TASK TO CARRY OUT => Each entry in the listing below should be restated word for word.

RECORD LIST =>
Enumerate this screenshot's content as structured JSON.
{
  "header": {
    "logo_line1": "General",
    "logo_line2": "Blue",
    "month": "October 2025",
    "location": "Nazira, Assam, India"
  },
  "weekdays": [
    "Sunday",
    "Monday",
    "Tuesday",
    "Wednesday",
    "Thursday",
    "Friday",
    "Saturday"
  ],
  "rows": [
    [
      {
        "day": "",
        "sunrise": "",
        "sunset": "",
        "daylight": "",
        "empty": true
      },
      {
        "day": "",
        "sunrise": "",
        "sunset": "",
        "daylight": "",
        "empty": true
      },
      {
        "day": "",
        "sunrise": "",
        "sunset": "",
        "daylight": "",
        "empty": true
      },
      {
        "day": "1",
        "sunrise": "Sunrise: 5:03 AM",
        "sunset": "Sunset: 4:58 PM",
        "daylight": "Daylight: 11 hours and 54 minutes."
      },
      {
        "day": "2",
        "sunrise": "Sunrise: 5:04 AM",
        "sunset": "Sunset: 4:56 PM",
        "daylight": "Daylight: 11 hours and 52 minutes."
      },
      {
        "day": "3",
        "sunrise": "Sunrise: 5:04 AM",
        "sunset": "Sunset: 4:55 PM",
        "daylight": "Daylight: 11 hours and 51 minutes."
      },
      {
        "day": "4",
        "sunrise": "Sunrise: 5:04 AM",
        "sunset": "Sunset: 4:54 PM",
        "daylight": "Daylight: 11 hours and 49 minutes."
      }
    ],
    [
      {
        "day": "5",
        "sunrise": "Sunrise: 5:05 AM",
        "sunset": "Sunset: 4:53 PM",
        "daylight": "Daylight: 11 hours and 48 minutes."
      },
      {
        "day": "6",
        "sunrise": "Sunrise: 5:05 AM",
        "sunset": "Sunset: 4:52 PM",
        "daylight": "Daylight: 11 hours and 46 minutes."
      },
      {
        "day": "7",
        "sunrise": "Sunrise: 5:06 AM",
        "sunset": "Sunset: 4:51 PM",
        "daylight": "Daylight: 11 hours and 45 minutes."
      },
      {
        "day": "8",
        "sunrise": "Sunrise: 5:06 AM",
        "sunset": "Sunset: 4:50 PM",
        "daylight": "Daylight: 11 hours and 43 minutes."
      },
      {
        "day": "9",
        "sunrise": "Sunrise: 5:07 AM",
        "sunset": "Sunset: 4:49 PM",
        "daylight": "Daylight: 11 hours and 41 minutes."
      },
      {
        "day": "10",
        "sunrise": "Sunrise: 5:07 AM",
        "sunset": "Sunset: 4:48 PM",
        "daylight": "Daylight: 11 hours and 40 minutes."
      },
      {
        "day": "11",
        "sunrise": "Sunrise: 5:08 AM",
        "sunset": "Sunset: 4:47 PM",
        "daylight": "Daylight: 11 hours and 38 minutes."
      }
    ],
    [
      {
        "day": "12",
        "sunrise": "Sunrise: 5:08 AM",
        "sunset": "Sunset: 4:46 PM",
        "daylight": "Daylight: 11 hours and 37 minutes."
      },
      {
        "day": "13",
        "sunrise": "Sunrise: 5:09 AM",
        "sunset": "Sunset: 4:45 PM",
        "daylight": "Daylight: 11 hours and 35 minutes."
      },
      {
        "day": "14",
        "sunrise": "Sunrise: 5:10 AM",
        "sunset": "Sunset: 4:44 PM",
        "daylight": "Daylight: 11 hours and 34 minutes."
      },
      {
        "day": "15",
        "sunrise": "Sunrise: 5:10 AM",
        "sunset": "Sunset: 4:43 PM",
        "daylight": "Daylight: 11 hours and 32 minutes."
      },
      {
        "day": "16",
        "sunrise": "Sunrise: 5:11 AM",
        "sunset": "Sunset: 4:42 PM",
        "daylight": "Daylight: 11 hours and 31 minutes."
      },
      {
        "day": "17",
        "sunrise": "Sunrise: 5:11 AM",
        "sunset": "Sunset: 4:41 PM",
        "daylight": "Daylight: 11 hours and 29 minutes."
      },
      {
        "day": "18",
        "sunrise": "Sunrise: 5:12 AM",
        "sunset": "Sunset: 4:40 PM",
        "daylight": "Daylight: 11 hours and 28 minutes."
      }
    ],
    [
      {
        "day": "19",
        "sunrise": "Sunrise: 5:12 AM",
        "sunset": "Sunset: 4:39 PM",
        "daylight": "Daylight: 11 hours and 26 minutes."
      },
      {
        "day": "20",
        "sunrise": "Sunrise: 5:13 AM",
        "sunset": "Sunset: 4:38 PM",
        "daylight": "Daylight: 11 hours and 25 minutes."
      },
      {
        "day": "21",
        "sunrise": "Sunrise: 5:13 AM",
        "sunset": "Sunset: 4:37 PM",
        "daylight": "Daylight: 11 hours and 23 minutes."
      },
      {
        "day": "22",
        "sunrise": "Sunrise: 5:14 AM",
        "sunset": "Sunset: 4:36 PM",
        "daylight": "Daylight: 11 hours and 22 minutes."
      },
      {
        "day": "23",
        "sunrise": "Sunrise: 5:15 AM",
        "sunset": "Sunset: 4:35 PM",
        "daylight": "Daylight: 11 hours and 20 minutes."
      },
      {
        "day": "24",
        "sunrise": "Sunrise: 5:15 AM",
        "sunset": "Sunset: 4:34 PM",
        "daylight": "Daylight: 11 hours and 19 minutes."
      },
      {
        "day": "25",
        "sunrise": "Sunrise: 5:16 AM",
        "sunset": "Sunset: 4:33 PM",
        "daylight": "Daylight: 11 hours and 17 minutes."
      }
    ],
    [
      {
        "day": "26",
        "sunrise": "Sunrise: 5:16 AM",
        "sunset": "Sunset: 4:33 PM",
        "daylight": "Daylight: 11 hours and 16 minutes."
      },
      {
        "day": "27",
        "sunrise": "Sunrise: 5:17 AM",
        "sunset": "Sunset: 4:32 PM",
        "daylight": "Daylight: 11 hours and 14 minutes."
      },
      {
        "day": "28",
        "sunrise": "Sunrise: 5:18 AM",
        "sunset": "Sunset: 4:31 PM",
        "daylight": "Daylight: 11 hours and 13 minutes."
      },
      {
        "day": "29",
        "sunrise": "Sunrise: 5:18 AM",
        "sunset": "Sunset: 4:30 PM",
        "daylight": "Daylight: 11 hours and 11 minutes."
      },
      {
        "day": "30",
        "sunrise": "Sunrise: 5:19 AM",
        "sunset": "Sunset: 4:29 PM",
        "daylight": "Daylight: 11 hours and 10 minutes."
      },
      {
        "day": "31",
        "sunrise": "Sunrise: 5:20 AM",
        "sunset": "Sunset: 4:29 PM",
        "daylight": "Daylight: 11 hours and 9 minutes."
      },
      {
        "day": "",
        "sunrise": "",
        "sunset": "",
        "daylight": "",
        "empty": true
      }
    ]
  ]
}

TASK OUTPUT =>
Enumerate this screenshot's content as structured JSON.
{
  "header": {
    "logo_line1": "General",
    "logo_line2": "Blue",
    "month": "October 2025",
    "location": "Nazira, Assam, India"
  },
  "weekdays": [
    "Sunday",
    "Monday",
    "Tuesday",
    "Wednesday",
    "Thursday",
    "Friday",
    "Saturday"
  ],
  "rows": [
    [
      {
        "day": "",
        "sunrise": "",
        "sunset": "",
        "daylight": "",
        "empty": true
      },
      {
        "day": "",
        "sunrise": "",
        "sunset": "",
        "daylight": "",
        "empty": true
      },
      {
        "day": "",
        "sunrise": "",
        "sunset": "",
        "daylight": "",
        "empty": true
      },
      {
        "day": "1",
        "sunrise": "Sunrise: 5:03 AM",
        "sunset": "Sunset: 4:58 PM",
        "daylight": "Daylight: 11 hours and 54 minutes."
      },
      {
        "day": "2",
        "sunrise": "Sunrise: 5:04 AM",
        "sunset": "Sunset: 4:56 PM",
        "daylight": "Daylight: 11 hours and 52 minutes."
      },
      {
        "day": "3",
        "sunrise": "Sunrise: 5:04 AM",
        "sunset": "Sunset: 4:55 PM",
        "daylight": "Daylight: 11 hours and 51 minutes."
      },
      {
        "day": "4",
        "sunrise": "Sunrise: 5:04 AM",
        "sunset": "Sunset: 4:54 PM",
        "daylight": "Daylight: 11 hours and 49 minutes."
      }
    ],
    [
      {
        "day": "5",
        "sunrise": "Sunrise: 5:05 AM",
        "sunset": "Sunset: 4:53 PM",
        "daylight": "Daylight: 11 hours and 48 minutes."
      },
      {
        "day": "6",
        "sunrise": "Sunrise: 5:05 AM",
        "sunset": "Sunset: 4:52 PM",
        "daylight": "Daylight: 11 hours and 46 minutes."
      },
      {
        "day": "7",
        "sunrise": "Sunrise: 5:06 AM",
        "sunset": "Sunset: 4:51 PM",
        "daylight": "Daylight: 11 hours and 45 minutes."
      },
      {
        "day": "8",
        "sunrise": "Sunrise: 5:06 AM",
        "sunset": "Sunset: 4:50 PM",
        "daylight": "Daylight: 11 hours and 43 minutes."
      },
      {
        "day": "9",
        "sunrise": "Sunrise: 5:07 AM",
        "sunset": "Sunset: 4:49 PM",
        "daylight": "Daylight: 11 hours and 41 minutes."
      },
      {
        "day": "10",
        "sunrise": "Sunrise: 5:07 AM",
        "sunset": "Sunset: 4:48 PM",
        "daylight": "Daylight: 11 hours and 40 minutes."
      },
      {
        "day": "11",
        "sunrise": "Sunrise: 5:08 AM",
        "sunset": "Sunset: 4:47 PM",
        "daylight": "Daylight: 11 hours and 38 minutes."
      }
    ],
    [
      {
        "day": "12",
        "sunrise": "Sunrise: 5:08 AM",
        "sunset": "Sunset: 4:46 PM",
        "daylight": "Daylight: 11 hours and 37 minutes."
      },
      {
        "day": "13",
        "sunrise": "Sunrise: 5:09 AM",
        "sunset": "Sunset: 4:45 PM",
        "daylight": "Daylight: 11 hours and 35 minutes."
      },
      {
        "day": "14",
        "sunrise": "Sunrise: 5:10 AM",
        "sunset": "Sunset: 4:44 PM",
        "daylight": "Daylight: 11 hours and 34 minutes."
      },
      {
        "day": "15",
        "sunrise": "Sunrise: 5:10 AM",
        "sunset": "Sunset: 4:43 PM",
        "daylight": "Daylight: 11 hours and 32 minutes."
      },
      {
        "day": "16",
        "sunrise": "Sunrise: 5:11 AM",
        "sunset": "Sunset: 4:42 PM",
        "daylight": "Daylight: 11 hours and 31 minutes."
      },
      {
        "day": "17",
        "sunrise": "Sunrise: 5:11 AM",
        "sunset": "Sunset: 4:41 PM",
        "daylight": "Daylight: 11 hours and 29 minutes."
      },
      {
        "day": "18",
        "sunrise": "Sunrise: 5:12 AM",
        "sunset": "Sunset: 4:40 PM",
        "daylight": "Daylight: 11 hours and 28 minutes."
      }
    ],
    [
      {
        "day": "19",
        "sunrise": "Sunrise: 5:12 AM",
        "sunset": "Sunset: 4:39 PM",
        "daylight": "Daylight: 11 hours and 26 minutes."
      },
      {
        "day": "20",
        "sunrise": "Sunrise: 5:13 AM",
        "sunset": "Sunset: 4:38 PM",
        "daylight": "Daylight: 11 hours and 25 minutes."
      },
      {
        "day": "21",
        "sunrise": "Sunrise: 5:13 AM",
        "sunset": "Sunset: 4:37 PM",
        "daylight": "Daylight: 11 hours and 23 minutes."
      },
      {
        "day": "22",
        "sunrise": "Sunrise: 5:14 AM",
        "sunset": "Sunset: 4:36 PM",
        "daylight": "Daylight: 11 hours and 22 minutes."
      },
      {
        "day": "23",
        "sunrise": "Sunrise: 5:15 AM",
        "sunset": "Sunset: 4:35 PM",
        "daylight": "Daylight: 11 hours and 20 minutes."
      },
      {
        "day": "24",
        "sunrise": "Sunrise: 5:15 AM",
        "sunset": "Sunset: 4:34 PM",
        "daylight": "Daylight: 11 hours and 19 minutes."
      },
      {
        "day": "25",
        "sunrise": "Sunrise: 5:16 AM",
        "sunset": "Sunset: 4:33 PM",
        "daylight": "Daylight: 11 hours and 17 minutes."
      }
    ],
    [
      {
        "day": "26",
        "sunrise": "Sunrise: 5:16 AM",
        "sunset": "Sunset: 4:33 PM",
        "daylight": "Daylight: 11 hours and 16 minutes."
      },
      {
        "day": "27",
        "sunrise": "Sunrise: 5:17 AM",
        "sunset": "Sunset: 4:32 PM",
        "daylight": "Daylight: 11 hours and 14 minutes."
      },
      {
        "day": "28",
        "sunrise": "Sunrise: 5:18 AM",
        "sunset": "Sunset: 4:31 PM",
        "daylight": "Daylight: 11 hours and 13 minutes."
      },
      {
        "day": "29",
        "sunrise": "Sunrise: 5:18 AM",
        "sunset": "Sunset: 4:30 PM",
        "daylight": "Daylight: 11 hours and 11 minutes."
      },
      {
        "day": "30",
        "sunrise": "Sunrise: 5:19 AM",
        "sunset": "Sunset: 4:29 PM",
        "daylight": "Daylight: 11 hours and 10 minutes."
      },
      {
        "day": "31",
        "sunrise": "Sunrise: 5:20 AM",
        "sunset": "Sunset: 4:29 PM",
        "daylight": "Daylight: 11 hours and 9 minutes."
      },
      {
        "day": "",
        "sunrise": "",
        "sunset": "",
        "daylight": "",
        "empty": true
      }
    ]
  ]
}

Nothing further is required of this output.